WHAT THE TASK REQUIRES: Check each line of the records for "shares"; collect those that have it.

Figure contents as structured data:
━━━━━━━━━━━━━━━━━━━━━━━━━━━━━━
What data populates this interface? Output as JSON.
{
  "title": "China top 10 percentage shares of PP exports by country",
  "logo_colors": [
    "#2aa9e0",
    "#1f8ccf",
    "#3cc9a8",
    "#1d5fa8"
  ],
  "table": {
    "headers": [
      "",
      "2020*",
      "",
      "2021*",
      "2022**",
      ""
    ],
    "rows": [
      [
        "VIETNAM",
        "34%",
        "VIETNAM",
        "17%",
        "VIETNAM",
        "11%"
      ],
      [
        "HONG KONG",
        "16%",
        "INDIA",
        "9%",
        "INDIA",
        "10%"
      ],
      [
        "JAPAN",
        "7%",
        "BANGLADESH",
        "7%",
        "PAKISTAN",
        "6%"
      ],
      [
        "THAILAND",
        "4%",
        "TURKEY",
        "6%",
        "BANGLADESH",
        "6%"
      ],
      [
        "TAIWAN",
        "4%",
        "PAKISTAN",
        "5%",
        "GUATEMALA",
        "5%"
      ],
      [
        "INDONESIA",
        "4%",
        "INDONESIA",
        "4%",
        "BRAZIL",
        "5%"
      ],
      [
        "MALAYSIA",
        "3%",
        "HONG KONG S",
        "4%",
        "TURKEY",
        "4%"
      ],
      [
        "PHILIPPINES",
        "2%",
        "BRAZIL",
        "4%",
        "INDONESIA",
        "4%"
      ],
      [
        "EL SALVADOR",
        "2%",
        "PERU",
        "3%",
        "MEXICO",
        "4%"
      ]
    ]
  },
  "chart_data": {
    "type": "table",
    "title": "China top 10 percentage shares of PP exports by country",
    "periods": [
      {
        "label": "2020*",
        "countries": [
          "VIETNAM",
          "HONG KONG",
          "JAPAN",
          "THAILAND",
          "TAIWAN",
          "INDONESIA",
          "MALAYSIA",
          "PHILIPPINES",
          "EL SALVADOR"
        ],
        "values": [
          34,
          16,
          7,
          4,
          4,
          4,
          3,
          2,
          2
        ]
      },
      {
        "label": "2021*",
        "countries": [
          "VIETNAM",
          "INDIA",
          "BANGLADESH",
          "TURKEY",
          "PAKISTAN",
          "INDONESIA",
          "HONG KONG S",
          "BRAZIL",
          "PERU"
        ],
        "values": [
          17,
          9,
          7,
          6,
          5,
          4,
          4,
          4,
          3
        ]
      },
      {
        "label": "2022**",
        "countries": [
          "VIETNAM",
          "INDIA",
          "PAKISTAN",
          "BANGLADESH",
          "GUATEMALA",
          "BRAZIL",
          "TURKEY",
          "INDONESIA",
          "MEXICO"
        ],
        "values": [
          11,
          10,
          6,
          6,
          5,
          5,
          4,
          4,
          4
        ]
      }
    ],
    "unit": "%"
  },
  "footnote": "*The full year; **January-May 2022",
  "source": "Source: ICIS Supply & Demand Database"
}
━━━━━━━━━━━━━━━━━━━━━━━━━━━━━━
CORRECT OUTPUT:
  "title": "China top 10 percentage shares of PP exports by country",
    "title": "China top 10 percentage shares of PP exports by country",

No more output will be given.